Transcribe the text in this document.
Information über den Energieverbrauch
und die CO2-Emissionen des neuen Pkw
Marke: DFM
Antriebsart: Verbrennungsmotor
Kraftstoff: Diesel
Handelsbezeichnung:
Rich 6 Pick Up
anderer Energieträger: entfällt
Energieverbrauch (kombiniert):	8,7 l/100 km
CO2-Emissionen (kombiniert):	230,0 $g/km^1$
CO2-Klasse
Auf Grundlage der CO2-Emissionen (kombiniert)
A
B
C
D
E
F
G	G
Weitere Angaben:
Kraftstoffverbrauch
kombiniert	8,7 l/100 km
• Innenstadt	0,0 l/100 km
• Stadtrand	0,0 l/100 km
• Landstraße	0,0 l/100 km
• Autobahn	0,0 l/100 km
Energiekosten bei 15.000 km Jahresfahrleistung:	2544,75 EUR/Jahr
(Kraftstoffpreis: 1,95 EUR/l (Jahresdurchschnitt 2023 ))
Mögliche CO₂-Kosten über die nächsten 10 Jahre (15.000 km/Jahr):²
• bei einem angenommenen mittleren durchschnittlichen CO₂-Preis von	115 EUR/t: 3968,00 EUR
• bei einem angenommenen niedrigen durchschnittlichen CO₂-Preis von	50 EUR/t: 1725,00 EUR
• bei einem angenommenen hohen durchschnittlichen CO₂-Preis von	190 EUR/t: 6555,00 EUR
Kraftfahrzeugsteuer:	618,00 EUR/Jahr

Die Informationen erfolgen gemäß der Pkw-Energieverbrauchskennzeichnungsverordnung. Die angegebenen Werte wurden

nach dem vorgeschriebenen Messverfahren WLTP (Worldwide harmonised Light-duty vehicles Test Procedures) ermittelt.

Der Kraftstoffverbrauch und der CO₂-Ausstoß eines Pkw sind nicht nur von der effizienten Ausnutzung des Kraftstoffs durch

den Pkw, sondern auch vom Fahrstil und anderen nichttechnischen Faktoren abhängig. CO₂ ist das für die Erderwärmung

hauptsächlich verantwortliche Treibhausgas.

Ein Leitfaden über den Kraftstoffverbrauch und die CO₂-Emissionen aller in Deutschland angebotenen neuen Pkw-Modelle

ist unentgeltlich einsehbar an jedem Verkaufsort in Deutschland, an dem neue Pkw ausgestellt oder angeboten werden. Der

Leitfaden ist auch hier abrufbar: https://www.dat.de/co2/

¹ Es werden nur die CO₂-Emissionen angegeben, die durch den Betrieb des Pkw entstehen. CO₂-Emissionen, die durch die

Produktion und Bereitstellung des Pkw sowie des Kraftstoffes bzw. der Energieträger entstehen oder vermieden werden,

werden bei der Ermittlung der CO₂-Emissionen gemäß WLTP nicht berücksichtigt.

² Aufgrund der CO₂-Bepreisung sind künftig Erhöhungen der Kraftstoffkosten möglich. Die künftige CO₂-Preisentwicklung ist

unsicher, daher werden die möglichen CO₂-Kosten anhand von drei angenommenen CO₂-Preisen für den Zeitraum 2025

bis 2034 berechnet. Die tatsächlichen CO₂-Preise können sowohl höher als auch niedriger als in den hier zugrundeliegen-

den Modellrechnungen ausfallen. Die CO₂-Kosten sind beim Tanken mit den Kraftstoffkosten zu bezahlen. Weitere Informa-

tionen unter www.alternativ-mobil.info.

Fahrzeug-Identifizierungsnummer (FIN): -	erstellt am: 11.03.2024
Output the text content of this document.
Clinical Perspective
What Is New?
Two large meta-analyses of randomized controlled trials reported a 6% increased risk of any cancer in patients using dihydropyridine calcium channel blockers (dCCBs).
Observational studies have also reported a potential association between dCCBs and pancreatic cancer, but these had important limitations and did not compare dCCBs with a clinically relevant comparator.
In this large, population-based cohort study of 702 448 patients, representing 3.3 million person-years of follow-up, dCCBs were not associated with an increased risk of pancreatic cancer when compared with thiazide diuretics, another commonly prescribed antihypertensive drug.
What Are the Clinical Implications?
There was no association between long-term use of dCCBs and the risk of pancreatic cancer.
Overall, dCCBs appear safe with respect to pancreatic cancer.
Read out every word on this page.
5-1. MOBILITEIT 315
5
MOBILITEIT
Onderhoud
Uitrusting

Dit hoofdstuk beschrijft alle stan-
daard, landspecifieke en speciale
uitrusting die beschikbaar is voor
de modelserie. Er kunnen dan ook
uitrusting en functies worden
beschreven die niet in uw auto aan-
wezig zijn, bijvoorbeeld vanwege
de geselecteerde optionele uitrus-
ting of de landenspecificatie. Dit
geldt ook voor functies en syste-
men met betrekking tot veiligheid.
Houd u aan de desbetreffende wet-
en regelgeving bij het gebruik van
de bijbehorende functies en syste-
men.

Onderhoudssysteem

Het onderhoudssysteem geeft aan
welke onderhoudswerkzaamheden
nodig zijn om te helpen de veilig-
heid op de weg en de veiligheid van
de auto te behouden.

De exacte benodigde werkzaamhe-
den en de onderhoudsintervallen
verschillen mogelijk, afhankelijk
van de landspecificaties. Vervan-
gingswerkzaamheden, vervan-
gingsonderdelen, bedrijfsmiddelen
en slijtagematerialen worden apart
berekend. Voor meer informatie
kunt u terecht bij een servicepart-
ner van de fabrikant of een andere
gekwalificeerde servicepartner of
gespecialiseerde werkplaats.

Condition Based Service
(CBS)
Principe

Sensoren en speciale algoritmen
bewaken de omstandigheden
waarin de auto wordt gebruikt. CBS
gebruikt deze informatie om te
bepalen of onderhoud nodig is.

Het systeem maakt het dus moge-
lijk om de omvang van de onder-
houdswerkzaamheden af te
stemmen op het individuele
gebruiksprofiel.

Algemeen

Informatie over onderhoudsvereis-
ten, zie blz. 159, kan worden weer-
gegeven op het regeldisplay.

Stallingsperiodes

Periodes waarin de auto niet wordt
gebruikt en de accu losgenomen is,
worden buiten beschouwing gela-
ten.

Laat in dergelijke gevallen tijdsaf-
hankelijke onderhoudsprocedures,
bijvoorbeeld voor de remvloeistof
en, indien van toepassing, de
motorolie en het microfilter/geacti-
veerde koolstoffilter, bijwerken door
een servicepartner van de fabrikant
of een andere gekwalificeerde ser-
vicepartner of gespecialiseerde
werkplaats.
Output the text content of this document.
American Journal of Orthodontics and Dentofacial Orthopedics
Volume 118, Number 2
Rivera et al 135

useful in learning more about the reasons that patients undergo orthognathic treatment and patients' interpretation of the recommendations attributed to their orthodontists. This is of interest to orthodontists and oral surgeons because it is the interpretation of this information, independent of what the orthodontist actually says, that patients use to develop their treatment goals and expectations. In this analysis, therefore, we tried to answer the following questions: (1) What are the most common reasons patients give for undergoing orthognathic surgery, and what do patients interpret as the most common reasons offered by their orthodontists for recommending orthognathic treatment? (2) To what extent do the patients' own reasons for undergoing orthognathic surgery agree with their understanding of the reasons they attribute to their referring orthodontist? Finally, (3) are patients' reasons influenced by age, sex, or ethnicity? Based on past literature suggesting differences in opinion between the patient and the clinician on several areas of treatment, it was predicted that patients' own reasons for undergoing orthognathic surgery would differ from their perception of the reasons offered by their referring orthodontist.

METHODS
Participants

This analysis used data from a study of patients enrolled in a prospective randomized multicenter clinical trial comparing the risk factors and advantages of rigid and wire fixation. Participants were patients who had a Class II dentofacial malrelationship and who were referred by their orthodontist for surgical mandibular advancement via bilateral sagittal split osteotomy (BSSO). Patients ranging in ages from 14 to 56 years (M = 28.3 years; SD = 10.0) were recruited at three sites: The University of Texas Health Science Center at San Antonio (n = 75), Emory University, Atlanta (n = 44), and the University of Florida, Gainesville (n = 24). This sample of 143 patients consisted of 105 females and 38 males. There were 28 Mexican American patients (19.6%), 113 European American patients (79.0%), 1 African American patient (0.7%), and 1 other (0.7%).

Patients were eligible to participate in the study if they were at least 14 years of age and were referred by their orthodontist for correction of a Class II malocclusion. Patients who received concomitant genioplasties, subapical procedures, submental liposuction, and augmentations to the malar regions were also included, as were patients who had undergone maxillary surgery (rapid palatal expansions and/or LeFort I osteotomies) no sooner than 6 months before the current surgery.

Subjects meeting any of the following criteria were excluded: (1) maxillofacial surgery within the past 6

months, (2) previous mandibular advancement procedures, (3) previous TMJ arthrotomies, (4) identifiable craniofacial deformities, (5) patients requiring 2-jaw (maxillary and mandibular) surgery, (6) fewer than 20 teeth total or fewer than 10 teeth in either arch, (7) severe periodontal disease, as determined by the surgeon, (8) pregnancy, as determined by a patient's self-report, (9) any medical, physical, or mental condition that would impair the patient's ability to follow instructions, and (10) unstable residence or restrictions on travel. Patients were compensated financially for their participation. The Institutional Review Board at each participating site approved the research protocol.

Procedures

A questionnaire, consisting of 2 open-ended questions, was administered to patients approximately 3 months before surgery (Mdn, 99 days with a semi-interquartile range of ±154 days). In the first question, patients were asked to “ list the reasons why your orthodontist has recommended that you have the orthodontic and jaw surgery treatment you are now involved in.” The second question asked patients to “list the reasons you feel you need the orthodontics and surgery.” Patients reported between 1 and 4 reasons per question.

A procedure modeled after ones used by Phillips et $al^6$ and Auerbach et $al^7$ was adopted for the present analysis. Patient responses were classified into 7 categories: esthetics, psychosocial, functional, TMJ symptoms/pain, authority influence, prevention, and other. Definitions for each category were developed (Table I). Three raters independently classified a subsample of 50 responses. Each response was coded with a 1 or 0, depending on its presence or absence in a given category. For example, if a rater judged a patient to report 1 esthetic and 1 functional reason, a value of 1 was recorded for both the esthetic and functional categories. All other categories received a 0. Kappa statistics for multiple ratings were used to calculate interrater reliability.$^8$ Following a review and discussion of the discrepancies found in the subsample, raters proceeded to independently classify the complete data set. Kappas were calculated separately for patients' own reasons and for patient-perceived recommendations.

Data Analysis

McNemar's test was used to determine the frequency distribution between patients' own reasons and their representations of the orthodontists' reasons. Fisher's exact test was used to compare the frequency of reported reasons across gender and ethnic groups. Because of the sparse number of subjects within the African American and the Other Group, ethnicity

▶ [EXERCISE OBJECTIVE]
Wherever the word "werkplaats" appears in the data, return the whole line.

▶ [SOLVED EXERCISE]
gespecialiseerde werkplaats.
werkplaats.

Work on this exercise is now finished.